WORK TO DO ->
What follows are records. Restate all of them word for word.

MATERIALS PROVIDED ->
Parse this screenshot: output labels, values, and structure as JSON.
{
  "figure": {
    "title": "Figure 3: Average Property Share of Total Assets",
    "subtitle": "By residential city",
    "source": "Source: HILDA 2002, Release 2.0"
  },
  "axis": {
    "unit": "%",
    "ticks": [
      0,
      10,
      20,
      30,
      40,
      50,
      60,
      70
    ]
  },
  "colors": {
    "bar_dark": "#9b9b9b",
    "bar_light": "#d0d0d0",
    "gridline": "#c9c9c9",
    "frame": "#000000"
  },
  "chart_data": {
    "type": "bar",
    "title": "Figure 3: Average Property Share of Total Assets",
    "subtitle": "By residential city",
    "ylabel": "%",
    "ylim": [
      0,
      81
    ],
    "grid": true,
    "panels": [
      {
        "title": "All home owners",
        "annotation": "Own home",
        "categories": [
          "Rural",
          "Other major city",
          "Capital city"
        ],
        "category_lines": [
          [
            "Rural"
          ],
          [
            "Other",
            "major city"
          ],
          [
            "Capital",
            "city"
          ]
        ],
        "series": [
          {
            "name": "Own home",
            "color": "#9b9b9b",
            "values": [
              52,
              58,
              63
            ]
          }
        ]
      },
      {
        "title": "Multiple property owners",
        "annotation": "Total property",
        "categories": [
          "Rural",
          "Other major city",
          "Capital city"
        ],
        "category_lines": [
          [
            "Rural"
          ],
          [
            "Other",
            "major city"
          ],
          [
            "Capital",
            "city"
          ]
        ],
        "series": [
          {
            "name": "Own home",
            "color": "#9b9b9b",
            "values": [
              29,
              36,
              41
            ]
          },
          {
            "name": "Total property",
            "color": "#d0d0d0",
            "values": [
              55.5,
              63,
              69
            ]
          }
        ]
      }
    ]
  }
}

SOLUTION TO THIS PROBLEM ->
Parse this screenshot: output labels, values, and structure as JSON.
{
  "figure": {
    "title": "Figure 3: Average Property Share of Total Assets",
    "subtitle": "By residential city",
    "source": "Source: HILDA 2002, Release 2.0"
  },
  "axis": {
    "unit": "%",
    "ticks": [
      0,
      10,
      20,
      30,
      40,
      50,
      60,
      70
    ]
  },
  "colors": {
    "bar_dark": "#9b9b9b",
    "bar_light": "#d0d0d0",
    "gridline": "#c9c9c9",
    "frame": "#000000"
  },
  "chart_data": {
    "type": "bar",
    "title": "Figure 3: Average Property Share of Total Assets",
    "subtitle": "By residential city",
    "ylabel": "%",
    "ylim": [
      0,
      81
    ],
    "grid": true,
    "panels": [
      {
        "title": "All home owners",
        "annotation": "Own home",
        "categories": [
          "Rural",
          "Other major city",
          "Capital city"
        ],
        "category_lines": [
          [
            "Rural"
          ],
          [
            "Other",
            "major city"
          ],
          [
            "Capital",
            "city"
          ]
        ],
        "series": [
          {
            "name": "Own home",
            "color": "#9b9b9b",
            "values": [
              52,
              58,
              63
            ]
          }
        ]
      },
      {
        "title": "Multiple property owners",
        "annotation": "Total property",
        "categories": [
          "Rural",
          "Other major city",
          "Capital city"
        ],
        "category_lines": [
          [
            "Rural"
          ],
          [
            "Other",
            "major city"
          ],
          [
            "Capital",
            "city"
          ]
        ],
        "series": [
          {
            "name": "Own home",
            "color": "#9b9b9b",
            "values": [
              29,
              36,
              41
            ]
          },
          {
            "name": "Total property",
            "color": "#d0d0d0",
            "values": [
              55.5,
              63,
              69
            ]
          }
        ]
      }
    ]
  }
}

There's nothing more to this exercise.